### Data shown
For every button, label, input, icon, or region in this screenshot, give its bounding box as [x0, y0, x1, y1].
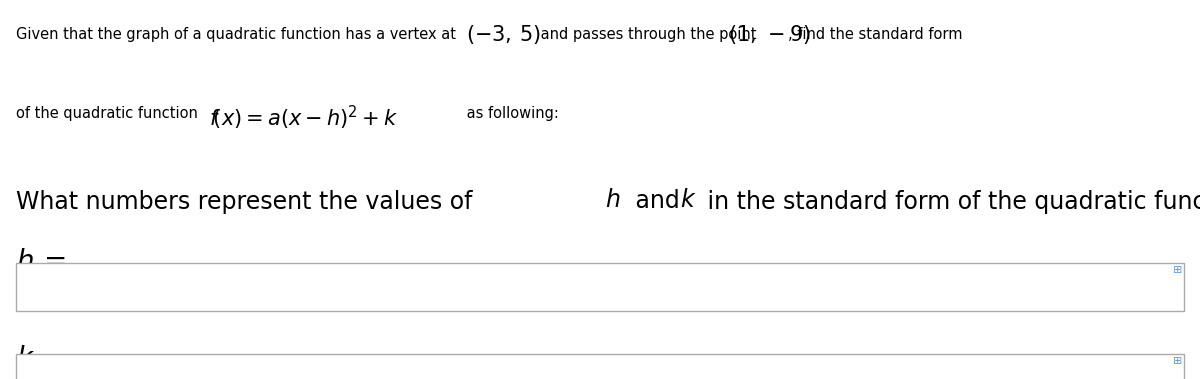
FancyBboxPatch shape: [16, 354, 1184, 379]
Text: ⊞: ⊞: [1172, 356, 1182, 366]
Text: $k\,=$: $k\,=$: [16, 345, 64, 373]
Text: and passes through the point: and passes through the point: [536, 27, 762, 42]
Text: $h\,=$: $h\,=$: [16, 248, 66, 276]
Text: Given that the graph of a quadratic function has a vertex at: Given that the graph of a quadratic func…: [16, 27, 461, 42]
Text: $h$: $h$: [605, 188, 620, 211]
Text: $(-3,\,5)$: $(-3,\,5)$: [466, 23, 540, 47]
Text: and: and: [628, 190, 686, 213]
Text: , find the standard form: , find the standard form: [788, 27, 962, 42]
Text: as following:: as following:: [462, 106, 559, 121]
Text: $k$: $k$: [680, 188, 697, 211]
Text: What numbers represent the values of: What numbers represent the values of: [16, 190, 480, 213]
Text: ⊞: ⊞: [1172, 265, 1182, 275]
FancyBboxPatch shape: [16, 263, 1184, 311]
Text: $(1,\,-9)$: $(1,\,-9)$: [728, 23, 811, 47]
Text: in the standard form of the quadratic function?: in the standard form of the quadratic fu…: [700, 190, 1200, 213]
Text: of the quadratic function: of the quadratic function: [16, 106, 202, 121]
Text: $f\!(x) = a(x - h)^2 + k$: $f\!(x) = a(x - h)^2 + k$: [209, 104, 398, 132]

...

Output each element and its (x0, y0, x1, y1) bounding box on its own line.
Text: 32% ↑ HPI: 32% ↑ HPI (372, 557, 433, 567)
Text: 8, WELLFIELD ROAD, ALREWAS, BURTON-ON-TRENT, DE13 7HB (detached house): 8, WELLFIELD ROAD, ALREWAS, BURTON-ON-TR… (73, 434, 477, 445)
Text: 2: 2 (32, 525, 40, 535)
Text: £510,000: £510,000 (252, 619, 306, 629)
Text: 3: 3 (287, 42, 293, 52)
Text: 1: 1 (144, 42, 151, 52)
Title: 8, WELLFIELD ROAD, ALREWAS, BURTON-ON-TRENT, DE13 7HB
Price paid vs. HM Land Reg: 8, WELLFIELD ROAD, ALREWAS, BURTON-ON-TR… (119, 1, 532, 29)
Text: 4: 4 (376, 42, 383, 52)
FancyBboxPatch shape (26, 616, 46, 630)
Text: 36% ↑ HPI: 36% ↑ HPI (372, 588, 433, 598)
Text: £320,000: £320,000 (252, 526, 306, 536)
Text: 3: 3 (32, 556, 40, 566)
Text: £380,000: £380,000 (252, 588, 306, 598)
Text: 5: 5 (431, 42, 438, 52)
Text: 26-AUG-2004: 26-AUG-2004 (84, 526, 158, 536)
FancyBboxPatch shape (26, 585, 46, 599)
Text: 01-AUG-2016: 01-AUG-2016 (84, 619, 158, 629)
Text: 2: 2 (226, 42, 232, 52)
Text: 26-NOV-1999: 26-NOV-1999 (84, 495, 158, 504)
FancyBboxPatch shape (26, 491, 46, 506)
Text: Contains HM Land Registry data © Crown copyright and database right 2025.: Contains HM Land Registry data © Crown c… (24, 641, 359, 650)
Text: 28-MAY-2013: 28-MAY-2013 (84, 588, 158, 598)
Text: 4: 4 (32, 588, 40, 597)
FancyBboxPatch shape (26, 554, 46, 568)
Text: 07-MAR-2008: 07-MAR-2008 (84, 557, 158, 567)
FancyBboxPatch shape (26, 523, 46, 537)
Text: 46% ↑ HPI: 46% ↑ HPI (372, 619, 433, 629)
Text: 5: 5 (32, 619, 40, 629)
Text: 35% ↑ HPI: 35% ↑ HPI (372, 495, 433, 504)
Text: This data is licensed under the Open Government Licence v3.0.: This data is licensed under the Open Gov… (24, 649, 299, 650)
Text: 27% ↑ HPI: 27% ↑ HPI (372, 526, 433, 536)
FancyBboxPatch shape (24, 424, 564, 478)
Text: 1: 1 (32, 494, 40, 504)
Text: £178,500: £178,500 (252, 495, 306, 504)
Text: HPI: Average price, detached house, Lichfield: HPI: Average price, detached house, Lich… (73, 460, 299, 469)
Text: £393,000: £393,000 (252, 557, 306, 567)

### Set problem
Copy out everything from the line containing "For every button, label, input, icon, or" down to the line containing "Text: $f\!(x) = a(x", both of those lines included. Leave the picture out of your copy.

### Answer to the exercise
For every button, label, input, icon, or region in this screenshot, give its bounding box as [x0, y0, x1, y1].
FancyBboxPatch shape: [16, 354, 1184, 379]
Text: ⊞: ⊞: [1172, 356, 1182, 366]
Text: $k\,=$: $k\,=$: [16, 345, 64, 373]
Text: and passes through the point: and passes through the point: [536, 27, 762, 42]
Text: $h\,=$: $h\,=$: [16, 248, 66, 276]
Text: Given that the graph of a quadratic function has a vertex at: Given that the graph of a quadratic func…: [16, 27, 461, 42]
Text: $h$: $h$: [605, 188, 620, 211]
Text: $(-3,\,5)$: $(-3,\,5)$: [466, 23, 540, 47]
Text: and: and: [628, 190, 686, 213]
Text: , find the standard form: , find the standard form: [788, 27, 962, 42]
Text: as following:: as following:: [462, 106, 559, 121]
Text: $k$: $k$: [680, 188, 697, 211]
Text: What numbers represent the values of: What numbers represent the values of: [16, 190, 480, 213]
Text: ⊞: ⊞: [1172, 265, 1182, 275]
FancyBboxPatch shape: [16, 263, 1184, 311]
Text: $(1,\,-9)$: $(1,\,-9)$: [728, 23, 811, 47]
Text: in the standard form of the quadratic function?: in the standard form of the quadratic fu…: [700, 190, 1200, 213]
Text: of the quadratic function: of the quadratic function: [16, 106, 202, 121]
Text: $f\!(x) = a(x - h)^2 + k$: $f\!(x) = a(x - h)^2 + k$: [209, 104, 398, 132]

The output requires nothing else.